Find and copy every line in the records that includes the string "mouvement".
──────── RECORDS FOR THIS TASK ────────
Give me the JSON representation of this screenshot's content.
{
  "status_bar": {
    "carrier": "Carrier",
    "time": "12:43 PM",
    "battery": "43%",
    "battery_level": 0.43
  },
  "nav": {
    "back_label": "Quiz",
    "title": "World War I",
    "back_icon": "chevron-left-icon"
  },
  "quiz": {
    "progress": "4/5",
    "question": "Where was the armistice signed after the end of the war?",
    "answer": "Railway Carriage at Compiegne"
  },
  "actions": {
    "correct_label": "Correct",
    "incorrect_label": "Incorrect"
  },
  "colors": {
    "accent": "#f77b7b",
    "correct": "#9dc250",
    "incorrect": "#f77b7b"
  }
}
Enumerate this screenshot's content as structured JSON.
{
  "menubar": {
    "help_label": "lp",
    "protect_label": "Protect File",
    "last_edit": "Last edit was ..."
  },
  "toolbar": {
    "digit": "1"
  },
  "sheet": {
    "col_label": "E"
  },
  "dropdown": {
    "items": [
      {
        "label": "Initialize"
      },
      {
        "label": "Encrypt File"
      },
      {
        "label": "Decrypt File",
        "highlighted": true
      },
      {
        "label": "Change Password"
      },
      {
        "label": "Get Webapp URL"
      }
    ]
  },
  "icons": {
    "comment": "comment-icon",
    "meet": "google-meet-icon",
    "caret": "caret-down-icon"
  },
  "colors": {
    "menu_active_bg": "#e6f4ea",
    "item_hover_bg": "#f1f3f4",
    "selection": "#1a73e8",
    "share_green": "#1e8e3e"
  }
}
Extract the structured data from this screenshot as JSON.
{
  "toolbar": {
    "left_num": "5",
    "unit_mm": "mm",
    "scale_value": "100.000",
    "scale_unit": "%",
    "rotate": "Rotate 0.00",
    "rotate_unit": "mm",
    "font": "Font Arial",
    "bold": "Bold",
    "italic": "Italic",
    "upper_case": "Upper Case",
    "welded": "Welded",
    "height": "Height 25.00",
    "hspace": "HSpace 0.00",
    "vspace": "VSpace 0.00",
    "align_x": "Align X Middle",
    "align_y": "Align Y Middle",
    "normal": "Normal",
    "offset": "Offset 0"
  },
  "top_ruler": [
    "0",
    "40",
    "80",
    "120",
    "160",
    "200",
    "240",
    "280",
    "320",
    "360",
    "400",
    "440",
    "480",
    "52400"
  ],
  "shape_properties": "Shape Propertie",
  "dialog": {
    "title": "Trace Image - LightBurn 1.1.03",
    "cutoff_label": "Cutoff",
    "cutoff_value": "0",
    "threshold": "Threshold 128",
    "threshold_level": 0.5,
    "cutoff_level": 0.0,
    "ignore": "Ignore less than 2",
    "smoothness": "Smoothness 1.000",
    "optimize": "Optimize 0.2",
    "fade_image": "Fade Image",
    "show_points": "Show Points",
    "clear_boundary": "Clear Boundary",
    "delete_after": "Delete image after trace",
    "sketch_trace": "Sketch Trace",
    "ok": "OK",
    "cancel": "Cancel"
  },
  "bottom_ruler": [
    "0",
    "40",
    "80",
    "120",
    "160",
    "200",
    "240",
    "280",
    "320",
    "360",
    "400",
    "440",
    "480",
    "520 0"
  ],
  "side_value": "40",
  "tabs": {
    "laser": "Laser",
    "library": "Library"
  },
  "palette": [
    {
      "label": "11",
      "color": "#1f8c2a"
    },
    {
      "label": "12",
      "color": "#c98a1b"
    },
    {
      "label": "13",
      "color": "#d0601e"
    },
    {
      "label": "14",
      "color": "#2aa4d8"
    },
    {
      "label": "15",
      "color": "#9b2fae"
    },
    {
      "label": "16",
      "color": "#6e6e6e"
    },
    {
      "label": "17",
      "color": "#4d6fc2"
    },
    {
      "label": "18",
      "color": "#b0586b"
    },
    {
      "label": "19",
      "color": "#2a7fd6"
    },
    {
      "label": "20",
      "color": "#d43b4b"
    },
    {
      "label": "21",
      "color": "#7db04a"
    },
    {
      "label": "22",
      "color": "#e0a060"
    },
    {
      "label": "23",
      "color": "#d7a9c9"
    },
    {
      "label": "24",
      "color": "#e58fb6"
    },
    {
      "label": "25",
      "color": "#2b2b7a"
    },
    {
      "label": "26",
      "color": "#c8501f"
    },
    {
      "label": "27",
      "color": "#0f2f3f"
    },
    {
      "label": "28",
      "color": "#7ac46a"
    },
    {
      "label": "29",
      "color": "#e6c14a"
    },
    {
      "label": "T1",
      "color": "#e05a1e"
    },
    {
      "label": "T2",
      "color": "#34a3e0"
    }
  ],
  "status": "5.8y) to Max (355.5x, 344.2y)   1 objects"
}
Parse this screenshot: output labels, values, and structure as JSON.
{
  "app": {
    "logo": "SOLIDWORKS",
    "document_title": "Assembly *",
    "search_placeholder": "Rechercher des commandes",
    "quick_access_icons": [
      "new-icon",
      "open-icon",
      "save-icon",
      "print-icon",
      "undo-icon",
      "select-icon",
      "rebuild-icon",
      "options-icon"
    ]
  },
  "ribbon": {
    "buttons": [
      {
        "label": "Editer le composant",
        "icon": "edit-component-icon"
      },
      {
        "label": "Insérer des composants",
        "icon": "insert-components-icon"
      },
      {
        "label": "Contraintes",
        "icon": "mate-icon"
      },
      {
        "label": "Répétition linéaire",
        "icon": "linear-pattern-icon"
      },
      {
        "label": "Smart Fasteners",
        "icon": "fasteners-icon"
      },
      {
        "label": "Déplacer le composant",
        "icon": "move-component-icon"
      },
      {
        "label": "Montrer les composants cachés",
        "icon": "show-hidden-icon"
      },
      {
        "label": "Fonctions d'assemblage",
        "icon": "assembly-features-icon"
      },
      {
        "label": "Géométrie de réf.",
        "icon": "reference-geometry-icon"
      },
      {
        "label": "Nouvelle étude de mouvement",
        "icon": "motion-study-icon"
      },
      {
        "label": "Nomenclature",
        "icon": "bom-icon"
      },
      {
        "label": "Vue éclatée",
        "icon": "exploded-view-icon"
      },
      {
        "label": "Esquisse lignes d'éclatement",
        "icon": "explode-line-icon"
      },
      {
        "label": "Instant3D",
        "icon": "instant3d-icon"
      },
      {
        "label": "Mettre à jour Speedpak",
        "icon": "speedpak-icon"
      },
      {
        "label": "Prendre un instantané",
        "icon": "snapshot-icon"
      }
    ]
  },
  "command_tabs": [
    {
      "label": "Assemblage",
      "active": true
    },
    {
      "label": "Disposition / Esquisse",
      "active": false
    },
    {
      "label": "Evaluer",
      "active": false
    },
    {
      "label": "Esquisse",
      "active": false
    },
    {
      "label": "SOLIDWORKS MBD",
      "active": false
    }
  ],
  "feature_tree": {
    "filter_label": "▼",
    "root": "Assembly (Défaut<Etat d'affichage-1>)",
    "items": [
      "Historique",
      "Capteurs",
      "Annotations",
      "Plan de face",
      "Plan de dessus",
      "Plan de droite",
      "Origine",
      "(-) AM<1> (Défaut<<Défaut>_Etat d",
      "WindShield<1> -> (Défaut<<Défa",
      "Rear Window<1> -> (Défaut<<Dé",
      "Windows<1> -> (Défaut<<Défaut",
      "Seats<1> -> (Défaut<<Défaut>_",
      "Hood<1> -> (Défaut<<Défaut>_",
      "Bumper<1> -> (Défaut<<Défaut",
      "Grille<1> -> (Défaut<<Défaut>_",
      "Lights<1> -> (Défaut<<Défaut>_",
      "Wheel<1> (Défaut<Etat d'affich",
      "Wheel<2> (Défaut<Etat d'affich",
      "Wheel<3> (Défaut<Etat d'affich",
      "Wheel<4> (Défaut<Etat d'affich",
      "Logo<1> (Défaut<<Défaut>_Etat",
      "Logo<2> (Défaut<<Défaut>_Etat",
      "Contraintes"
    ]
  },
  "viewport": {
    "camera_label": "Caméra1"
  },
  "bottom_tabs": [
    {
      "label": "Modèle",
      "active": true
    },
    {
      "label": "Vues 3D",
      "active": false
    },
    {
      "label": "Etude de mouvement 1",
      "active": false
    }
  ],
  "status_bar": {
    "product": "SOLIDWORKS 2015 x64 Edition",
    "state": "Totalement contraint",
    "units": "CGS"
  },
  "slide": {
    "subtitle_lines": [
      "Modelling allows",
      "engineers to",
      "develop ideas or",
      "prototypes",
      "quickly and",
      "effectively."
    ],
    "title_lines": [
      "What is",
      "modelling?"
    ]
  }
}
────────
#### ANSWER IN FULL:
        "label": "Nouvelle étude de mouvement",
      "label": "Etude de mouvement 1",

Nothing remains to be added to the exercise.